> [Task requirements]
1. In the passage on the 'Blurred Lines' copyright case below, list the parts of a song that Jim Irvin says Pharrell and Thicke did not copy.
2. Extend the passage on the 'Blurred Lines' copyright case that follows, starting after its final sentence.

> [Source passage]
++++++++++
3.     Popular music turns a blind eye to some aspects of borrowing, but is vigilant about others
Traditionally, songwriters have felt free to be ‘inspired’ by other artists’ rhythm tracks and by the timbre of recordings, but have been wary of lifting anything melodic or harmonic from another songwriters’ work. The ‘Blurred Lines’ case stands this on its head. It went against Thicke and Williams because they incorporated the groove and feel of ‘Got to Give It Up’ into their work. This is the issue that has upset composers. Jim Irvin, a writer for Lana Del Ray and David Guetta, has stated ‘Yes, there’s a sonic resemblance, but Pharrell and Thicke are paying homage to an atmosphere, using some of the colours of the arrangement, not copying the substance of the chords, melody or lyric’. Meanwhile, the amicus brief points out that ‘Got to Give It Up’ and ‘Blurred Lines’ ‘do not have similar melodies; the two songs do not even share a single melodic phrase’. It condemns the wrongheaded jury who decided in the Gaye’s estates favour just because the two songs have a similar ‘feel’ or ‘groove’.
++++++++++
> [Data listing]
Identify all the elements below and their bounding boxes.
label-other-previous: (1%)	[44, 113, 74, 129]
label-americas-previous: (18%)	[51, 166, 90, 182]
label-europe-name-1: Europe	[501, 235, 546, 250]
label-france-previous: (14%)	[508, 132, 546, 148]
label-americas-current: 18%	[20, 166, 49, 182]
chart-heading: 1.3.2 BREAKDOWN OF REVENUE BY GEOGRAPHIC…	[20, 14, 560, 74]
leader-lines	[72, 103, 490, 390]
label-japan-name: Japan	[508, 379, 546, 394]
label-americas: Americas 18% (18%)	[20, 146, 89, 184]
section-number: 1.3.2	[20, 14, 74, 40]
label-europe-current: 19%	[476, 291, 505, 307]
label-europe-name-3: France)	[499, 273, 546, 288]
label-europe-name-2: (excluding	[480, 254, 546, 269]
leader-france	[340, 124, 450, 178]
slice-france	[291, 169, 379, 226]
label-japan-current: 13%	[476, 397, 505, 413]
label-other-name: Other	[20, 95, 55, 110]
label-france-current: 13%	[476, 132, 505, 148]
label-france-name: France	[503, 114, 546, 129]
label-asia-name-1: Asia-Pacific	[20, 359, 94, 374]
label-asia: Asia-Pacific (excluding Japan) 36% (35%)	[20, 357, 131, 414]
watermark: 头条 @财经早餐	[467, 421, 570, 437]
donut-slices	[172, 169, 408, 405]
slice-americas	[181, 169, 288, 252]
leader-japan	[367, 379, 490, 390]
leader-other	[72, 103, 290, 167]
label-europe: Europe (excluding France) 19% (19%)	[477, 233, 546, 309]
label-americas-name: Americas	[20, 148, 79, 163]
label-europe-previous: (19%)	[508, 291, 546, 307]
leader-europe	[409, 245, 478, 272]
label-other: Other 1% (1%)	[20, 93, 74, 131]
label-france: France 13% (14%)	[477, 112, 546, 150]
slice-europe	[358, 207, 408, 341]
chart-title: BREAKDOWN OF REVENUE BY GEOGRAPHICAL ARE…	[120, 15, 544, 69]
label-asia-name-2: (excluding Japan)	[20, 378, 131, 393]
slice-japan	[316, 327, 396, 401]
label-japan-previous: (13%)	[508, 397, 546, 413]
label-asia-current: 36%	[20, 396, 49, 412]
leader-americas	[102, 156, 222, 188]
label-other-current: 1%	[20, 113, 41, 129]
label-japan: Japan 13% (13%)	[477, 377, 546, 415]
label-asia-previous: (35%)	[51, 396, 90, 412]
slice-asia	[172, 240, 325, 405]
++++++++++
> [Replies]
1.
- Chords
- Melody
- Lyric

2.
4.     These biases of songwriting credits are elitist and racist
Previously, when disputes about songwriting credits made it to court, the majority of cases have found in favour of the composers of the main melodic and harmonic parts. Popular music scholars have objected to this practice on two grounds. First, it favours the elements of music that can be captured in a written score. It thus has a high art bias and ignores the fact that much popular music is centred on nuances of rhythm and texture - elements that come to the fore through the recording process. Second, it is racist. Simon Frith has stated, ‘Copyright law defines music in terms of nineteenth-century Western conventions and is not well suited to the protection of Afro-American musicians’ improvisation art or rhythmic skills’. Matt Stahl has claimed similarly that ‘US copyright’s focus on words and melody privileges certain forms and makers of music and disadvantages others along racialized lines’.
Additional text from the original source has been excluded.